_Work to be completed:_
Find every line with the word "name" and give their count, nothing else.

──────────

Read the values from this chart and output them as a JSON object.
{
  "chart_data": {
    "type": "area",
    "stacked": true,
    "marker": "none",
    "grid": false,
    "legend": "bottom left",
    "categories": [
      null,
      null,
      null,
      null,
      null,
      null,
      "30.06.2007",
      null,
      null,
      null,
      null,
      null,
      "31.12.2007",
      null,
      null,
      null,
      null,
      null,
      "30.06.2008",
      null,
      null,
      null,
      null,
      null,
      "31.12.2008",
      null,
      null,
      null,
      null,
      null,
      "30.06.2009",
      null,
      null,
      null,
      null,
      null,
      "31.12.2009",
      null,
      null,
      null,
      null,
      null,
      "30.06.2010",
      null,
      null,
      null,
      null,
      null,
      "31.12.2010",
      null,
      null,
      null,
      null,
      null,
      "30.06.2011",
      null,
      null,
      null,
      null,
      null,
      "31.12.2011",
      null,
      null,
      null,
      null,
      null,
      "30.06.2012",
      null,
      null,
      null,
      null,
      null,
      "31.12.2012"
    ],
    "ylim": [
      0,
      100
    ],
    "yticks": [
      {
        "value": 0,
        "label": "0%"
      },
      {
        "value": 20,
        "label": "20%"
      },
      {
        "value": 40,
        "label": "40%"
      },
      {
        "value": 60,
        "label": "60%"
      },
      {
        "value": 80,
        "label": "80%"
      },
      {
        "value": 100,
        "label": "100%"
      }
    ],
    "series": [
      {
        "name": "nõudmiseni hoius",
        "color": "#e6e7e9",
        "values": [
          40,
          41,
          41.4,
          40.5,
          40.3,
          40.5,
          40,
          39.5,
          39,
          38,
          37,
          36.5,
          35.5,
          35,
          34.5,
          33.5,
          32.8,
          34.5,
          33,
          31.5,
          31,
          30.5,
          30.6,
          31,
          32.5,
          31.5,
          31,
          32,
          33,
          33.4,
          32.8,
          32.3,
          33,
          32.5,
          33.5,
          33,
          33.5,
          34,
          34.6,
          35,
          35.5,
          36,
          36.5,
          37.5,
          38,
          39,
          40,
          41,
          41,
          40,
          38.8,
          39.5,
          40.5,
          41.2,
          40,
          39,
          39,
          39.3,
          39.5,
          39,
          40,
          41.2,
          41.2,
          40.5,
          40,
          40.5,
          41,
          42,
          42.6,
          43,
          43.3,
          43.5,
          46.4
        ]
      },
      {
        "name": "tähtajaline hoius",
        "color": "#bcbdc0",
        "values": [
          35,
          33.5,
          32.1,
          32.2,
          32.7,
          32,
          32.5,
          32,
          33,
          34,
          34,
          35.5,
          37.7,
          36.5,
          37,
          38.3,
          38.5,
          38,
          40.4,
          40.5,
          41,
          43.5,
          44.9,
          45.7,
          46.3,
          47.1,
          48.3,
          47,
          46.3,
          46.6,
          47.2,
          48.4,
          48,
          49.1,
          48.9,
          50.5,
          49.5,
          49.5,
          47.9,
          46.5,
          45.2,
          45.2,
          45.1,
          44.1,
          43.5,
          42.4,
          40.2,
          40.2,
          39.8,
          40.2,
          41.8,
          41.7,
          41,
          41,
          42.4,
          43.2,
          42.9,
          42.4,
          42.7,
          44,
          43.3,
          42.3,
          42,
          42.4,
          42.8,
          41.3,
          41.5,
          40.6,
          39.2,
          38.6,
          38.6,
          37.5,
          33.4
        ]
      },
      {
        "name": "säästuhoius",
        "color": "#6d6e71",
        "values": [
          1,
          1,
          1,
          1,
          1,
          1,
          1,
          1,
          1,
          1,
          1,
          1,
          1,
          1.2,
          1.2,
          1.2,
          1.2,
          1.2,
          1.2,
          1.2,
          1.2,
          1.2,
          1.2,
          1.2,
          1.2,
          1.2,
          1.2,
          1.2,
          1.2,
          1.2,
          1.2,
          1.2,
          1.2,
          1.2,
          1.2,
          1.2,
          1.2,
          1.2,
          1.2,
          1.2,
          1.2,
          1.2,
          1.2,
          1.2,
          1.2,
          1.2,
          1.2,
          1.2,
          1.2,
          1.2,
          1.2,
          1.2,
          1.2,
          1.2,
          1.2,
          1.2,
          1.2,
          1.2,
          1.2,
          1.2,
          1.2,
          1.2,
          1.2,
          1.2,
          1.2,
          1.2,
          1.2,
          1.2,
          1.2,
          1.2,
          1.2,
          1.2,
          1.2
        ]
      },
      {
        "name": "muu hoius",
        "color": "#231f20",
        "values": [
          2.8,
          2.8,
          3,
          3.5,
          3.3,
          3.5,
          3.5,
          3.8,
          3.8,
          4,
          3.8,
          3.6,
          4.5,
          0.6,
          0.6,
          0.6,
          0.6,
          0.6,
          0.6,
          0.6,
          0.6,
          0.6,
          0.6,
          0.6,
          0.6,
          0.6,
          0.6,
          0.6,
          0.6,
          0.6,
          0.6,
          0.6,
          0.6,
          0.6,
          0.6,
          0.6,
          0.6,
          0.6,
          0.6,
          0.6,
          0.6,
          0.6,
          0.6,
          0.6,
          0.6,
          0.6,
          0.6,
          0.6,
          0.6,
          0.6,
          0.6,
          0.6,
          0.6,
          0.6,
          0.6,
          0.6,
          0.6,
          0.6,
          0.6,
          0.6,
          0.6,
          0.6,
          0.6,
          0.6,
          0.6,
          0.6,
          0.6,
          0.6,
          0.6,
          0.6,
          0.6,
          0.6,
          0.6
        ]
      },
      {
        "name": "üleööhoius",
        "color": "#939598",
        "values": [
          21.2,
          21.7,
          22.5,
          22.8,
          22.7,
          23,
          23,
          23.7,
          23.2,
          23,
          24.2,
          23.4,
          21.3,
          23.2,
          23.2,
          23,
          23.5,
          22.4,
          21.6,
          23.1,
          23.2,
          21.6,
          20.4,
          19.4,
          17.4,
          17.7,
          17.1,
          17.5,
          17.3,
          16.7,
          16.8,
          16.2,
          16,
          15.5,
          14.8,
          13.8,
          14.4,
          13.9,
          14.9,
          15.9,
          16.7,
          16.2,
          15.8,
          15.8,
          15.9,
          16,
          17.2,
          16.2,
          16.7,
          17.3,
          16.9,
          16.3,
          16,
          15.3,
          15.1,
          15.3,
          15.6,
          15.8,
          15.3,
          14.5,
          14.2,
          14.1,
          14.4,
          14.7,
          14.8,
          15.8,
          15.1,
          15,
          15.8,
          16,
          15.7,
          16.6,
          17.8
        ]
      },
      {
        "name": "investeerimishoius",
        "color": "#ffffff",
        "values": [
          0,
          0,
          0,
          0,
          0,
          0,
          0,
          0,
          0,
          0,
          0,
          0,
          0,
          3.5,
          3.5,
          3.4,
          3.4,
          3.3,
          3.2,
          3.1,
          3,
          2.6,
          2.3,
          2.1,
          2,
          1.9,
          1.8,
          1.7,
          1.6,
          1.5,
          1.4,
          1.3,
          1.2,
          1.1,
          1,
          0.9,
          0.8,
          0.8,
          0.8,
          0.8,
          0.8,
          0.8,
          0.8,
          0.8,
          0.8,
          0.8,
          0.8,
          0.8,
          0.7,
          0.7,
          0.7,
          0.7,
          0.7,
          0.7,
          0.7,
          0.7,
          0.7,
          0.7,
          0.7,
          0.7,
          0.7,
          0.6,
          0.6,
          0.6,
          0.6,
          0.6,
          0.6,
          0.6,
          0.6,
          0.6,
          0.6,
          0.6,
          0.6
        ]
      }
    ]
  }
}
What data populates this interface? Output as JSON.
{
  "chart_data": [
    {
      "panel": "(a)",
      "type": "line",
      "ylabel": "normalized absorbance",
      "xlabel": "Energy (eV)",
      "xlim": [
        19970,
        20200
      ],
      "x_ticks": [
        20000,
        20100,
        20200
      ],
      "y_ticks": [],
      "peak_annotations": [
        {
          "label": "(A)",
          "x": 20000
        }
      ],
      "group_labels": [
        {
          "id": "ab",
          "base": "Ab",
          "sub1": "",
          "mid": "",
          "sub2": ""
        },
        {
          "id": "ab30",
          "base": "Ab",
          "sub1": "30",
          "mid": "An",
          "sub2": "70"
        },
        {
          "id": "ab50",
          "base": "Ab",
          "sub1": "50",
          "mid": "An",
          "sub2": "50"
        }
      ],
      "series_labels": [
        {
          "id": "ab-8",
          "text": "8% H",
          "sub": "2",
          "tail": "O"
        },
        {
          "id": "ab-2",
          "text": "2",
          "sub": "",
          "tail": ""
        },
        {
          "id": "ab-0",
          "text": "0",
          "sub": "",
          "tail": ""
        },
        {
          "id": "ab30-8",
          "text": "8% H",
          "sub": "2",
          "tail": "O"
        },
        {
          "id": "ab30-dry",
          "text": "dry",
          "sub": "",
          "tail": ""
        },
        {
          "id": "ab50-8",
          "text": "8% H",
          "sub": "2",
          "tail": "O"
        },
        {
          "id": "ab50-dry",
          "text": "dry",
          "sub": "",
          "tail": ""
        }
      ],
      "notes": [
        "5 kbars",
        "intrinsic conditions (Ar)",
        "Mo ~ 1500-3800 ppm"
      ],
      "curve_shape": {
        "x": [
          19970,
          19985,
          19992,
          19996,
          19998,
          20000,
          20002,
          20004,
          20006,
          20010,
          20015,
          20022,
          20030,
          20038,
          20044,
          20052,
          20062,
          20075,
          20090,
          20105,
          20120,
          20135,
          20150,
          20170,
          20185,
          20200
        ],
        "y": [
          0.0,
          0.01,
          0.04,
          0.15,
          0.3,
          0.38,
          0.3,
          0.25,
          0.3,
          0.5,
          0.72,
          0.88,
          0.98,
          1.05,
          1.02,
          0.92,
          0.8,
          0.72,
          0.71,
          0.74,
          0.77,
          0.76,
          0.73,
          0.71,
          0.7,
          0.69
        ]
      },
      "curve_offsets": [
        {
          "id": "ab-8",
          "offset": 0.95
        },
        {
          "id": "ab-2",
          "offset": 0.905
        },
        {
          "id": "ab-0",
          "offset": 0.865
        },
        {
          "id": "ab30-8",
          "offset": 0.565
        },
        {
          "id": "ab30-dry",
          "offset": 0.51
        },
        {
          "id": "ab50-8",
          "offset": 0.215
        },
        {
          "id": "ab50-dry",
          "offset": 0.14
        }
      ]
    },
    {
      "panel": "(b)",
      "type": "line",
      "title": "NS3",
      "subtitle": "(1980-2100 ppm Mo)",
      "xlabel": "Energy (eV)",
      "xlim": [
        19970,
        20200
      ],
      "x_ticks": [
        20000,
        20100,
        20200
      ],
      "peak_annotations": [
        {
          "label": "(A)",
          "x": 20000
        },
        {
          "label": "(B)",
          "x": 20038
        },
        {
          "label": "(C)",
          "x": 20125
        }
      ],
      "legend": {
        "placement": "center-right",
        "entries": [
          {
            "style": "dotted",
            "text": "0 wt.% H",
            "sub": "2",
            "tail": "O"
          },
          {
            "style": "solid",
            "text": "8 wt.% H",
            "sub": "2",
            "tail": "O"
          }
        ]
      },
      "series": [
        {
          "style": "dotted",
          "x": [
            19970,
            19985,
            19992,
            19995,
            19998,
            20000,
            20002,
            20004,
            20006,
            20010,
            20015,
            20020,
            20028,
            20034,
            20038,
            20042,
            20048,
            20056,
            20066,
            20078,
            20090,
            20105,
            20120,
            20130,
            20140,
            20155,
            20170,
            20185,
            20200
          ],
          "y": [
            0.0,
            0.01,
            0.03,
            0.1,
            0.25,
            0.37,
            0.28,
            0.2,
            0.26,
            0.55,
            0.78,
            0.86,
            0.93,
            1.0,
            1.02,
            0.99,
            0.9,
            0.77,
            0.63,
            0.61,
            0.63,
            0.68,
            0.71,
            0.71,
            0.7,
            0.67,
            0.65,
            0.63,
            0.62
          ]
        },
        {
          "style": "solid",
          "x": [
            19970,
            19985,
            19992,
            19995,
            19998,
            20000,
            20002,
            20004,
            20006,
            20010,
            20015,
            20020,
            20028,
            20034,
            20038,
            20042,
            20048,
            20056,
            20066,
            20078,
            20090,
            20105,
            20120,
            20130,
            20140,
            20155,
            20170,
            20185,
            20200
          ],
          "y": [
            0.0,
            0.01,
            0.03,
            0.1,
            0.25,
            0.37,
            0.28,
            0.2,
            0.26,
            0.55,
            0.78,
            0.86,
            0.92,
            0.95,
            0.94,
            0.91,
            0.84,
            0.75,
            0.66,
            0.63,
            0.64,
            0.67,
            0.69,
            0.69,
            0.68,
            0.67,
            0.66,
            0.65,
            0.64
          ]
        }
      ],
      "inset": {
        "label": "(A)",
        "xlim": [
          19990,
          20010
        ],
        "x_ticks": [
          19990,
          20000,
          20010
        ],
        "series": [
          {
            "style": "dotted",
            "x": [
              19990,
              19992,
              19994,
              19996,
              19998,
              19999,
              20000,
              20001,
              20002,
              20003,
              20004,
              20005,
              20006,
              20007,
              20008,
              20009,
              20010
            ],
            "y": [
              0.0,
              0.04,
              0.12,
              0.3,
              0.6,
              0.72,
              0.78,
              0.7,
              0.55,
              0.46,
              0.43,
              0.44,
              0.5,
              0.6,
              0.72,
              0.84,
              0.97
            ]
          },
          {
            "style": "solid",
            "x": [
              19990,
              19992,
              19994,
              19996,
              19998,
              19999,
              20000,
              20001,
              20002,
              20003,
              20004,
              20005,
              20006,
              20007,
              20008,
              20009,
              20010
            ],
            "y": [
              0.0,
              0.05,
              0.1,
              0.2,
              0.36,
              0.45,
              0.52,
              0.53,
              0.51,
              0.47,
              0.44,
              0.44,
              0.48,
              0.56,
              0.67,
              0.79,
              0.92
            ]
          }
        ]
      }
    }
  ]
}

──────────

_Correct result:_
6